*Requirement*
Among the records that follow, count the lines with the string "ymax"; report only that count.

*Information provided*
* begin *
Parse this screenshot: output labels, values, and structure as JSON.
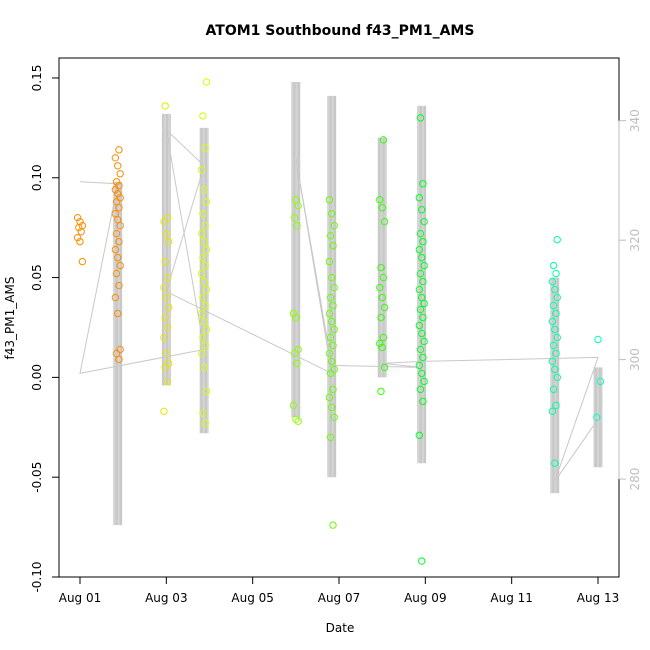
{
  "chart_data": {
    "type": "scatter",
    "title": "ATOM1 Southbound f43_PM1_AMS",
    "xlabel": "Date",
    "ylabel": "f43_PM1_AMS",
    "xlim": [
      "2015-08-01",
      "2015-08-13"
    ],
    "ylim": [
      -0.1,
      0.16
    ],
    "x_ticks": [
      "Aug 01",
      "Aug 03",
      "Aug 05",
      "Aug 07",
      "Aug 09",
      "Aug 11",
      "Aug 13"
    ],
    "x_tick_dates": [
      "2015-08-01",
      "2015-08-03",
      "2015-08-05",
      "2015-08-07",
      "2015-08-09",
      "2015-08-11",
      "2015-08-13"
    ],
    "y_ticks": [
      "-0.10",
      "-0.05",
      "0.00",
      "0.05",
      "0.10",
      "0.15"
    ],
    "y_tick_values": [
      -0.1,
      -0.05,
      0.0,
      0.05,
      0.1,
      0.15
    ],
    "y2_ticks": [
      "280",
      "300",
      "320",
      "340"
    ],
    "y2_tick_values": [
      280,
      300,
      320,
      340
    ],
    "y2lim": [
      263.6,
      350.5
    ],
    "grid": false,
    "marker": "open-circle",
    "colors": {
      "Aug 01": "#ff8c00",
      "Aug 01 late": "#ff8c00",
      "Aug 03": "#e6e600",
      "Aug 03 late": "#d6ff00",
      "Aug 06": "#8cff00",
      "Aug 07": "#66ff00",
      "Aug 08": "#33ff00",
      "Aug 09": "#00ff22",
      "Aug 12": "#00ffaa",
      "Aug 13": "#00ffc8",
      "ribbon": "#c8c8c8",
      "track": "#c8c8c8"
    },
    "series": [
      {
        "color_key": "Aug 01",
        "x": "2015-08-01T00:00",
        "y": [
          0.08,
          0.078,
          0.076,
          0.075,
          0.073,
          0.07,
          0.068,
          0.058
        ]
      },
      {
        "color_key": "Aug 01 late",
        "x": "2015-08-01T21:00",
        "y": [
          0.114,
          0.11,
          0.106,
          0.102,
          0.098,
          0.096,
          0.094,
          0.092,
          0.09,
          0.088,
          0.085,
          0.082,
          0.079,
          0.076,
          0.072,
          0.068,
          0.064,
          0.06,
          0.056,
          0.052,
          0.046,
          0.04,
          0.032,
          0.014,
          0.012,
          0.009
        ]
      },
      {
        "color_key": "Aug 03",
        "x": "2015-08-03T00:00",
        "y": [
          0.136,
          0.08,
          0.078,
          0.072,
          0.068,
          0.058,
          0.05,
          0.045,
          0.04,
          0.035,
          0.03,
          0.025,
          0.02,
          0.012,
          0.007,
          0.005,
          -0.002,
          -0.017
        ]
      },
      {
        "color_key": "Aug 03 late",
        "x": "2015-08-03T21:00",
        "y": [
          0.148,
          0.131,
          0.115,
          0.104,
          0.094,
          0.088,
          0.082,
          0.076,
          0.072,
          0.068,
          0.064,
          0.06,
          0.056,
          0.052,
          0.048,
          0.044,
          0.04,
          0.036,
          0.032,
          0.028,
          0.024,
          0.02,
          0.016,
          0.012,
          0.005,
          -0.007,
          -0.018,
          -0.023
        ]
      },
      {
        "color_key": "Aug 06",
        "x": "2015-08-06T00:00",
        "y": [
          0.089,
          0.086,
          0.08,
          0.076,
          0.032,
          0.03,
          0.014,
          0.012,
          0.007,
          -0.014,
          -0.021,
          -0.022
        ]
      },
      {
        "color_key": "Aug 07",
        "x": "2015-08-06T20:00",
        "y": [
          0.089,
          0.082,
          0.076,
          0.071,
          0.066,
          0.058,
          0.05,
          0.045,
          0.04,
          0.036,
          0.032,
          0.028,
          0.024,
          0.02,
          0.016,
          0.012,
          0.008,
          0.004,
          0.002,
          -0.006,
          -0.01,
          -0.015,
          -0.02,
          -0.03,
          -0.074
        ]
      },
      {
        "color_key": "Aug 08",
        "x": "2015-08-08T00:00",
        "y": [
          0.119,
          0.089,
          0.085,
          0.078,
          0.055,
          0.05,
          0.045,
          0.04,
          0.035,
          0.03,
          0.02,
          0.017,
          0.015,
          0.005,
          -0.007
        ]
      },
      {
        "color_key": "Aug 09",
        "x": "2015-08-08T22:00",
        "y": [
          0.13,
          0.097,
          0.09,
          0.084,
          0.078,
          0.072,
          0.068,
          0.064,
          0.06,
          0.056,
          0.052,
          0.048,
          0.044,
          0.04,
          0.037,
          0.034,
          0.03,
          0.026,
          0.022,
          0.018,
          0.014,
          0.01,
          0.006,
          0.002,
          -0.002,
          -0.006,
          -0.012,
          -0.029,
          -0.092
        ]
      },
      {
        "color_key": "Aug 12",
        "x": "2015-08-12T00:00",
        "y": [
          0.069,
          0.056,
          0.052,
          0.048,
          0.044,
          0.04,
          0.036,
          0.032,
          0.028,
          0.024,
          0.02,
          0.016,
          0.012,
          0.008,
          0.004,
          0.0,
          -0.006,
          -0.014,
          -0.017,
          -0.043
        ]
      },
      {
        "color_key": "Aug 13",
        "x": "2015-08-13T00:00",
        "y": [
          0.019,
          -0.002,
          -0.02
        ]
      }
    ],
    "ribbons": [
      {
        "x": "2015-08-01T21:00",
        "ymin": -0.074,
        "ymax": 0.098
      },
      {
        "x": "2015-08-03T00:00",
        "ymin": -0.004,
        "ymax": 0.132
      },
      {
        "x": "2015-08-03T21:00",
        "ymin": -0.028,
        "ymax": 0.125
      },
      {
        "x": "2015-08-06T00:00",
        "ymin": -0.02,
        "ymax": 0.148
      },
      {
        "x": "2015-08-06T20:00",
        "ymin": -0.05,
        "ymax": 0.141
      },
      {
        "x": "2015-08-08T00:00",
        "ymin": 0.0,
        "ymax": 0.12
      },
      {
        "x": "2015-08-08T22:00",
        "ymin": -0.043,
        "ymax": 0.136
      },
      {
        "x": "2015-08-12T00:00",
        "ymin": -0.058,
        "ymax": 0.05
      },
      {
        "x": "2015-08-13T00:00",
        "ymin": -0.045,
        "ymax": 0.005
      }
    ],
    "track": [
      {
        "x": "2015-08-01T00:00",
        "y": 0.098
      },
      {
        "x": "2015-08-01T21:00",
        "y": 0.097
      },
      {
        "x": "2015-08-01T00:00",
        "y": 0.002
      },
      {
        "x": "2015-08-03T21:00",
        "y": 0.014
      },
      {
        "x": "2015-08-03T00:00",
        "y": 0.124
      },
      {
        "x": "2015-08-03T21:00",
        "y": 0.106
      },
      {
        "x": "2015-08-03T00:00",
        "y": 0.043
      },
      {
        "x": "2015-08-06T20:00",
        "y": 0.002
      },
      {
        "x": "2015-08-06T00:00",
        "y": 0.11
      },
      {
        "x": "2015-08-06T20:00",
        "y": 0.006
      },
      {
        "x": "2015-08-08T22:00",
        "y": 0.005
      },
      {
        "x": "2015-08-08T00:00",
        "y": 0.007
      },
      {
        "x": "2015-08-08T22:00",
        "y": 0.008
      },
      {
        "x": "2015-08-13T00:00",
        "y": 0.01
      },
      {
        "x": "2015-08-12T00:00",
        "y": -0.052
      },
      {
        "x": "2015-08-13T00:00",
        "y": -0.021
      }
    ]
  }
}
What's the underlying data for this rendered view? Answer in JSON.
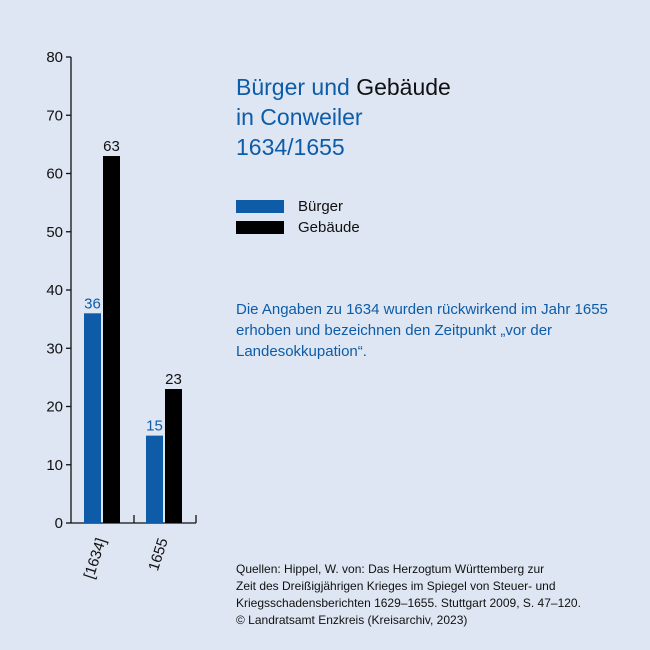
* end *
*Task output*
9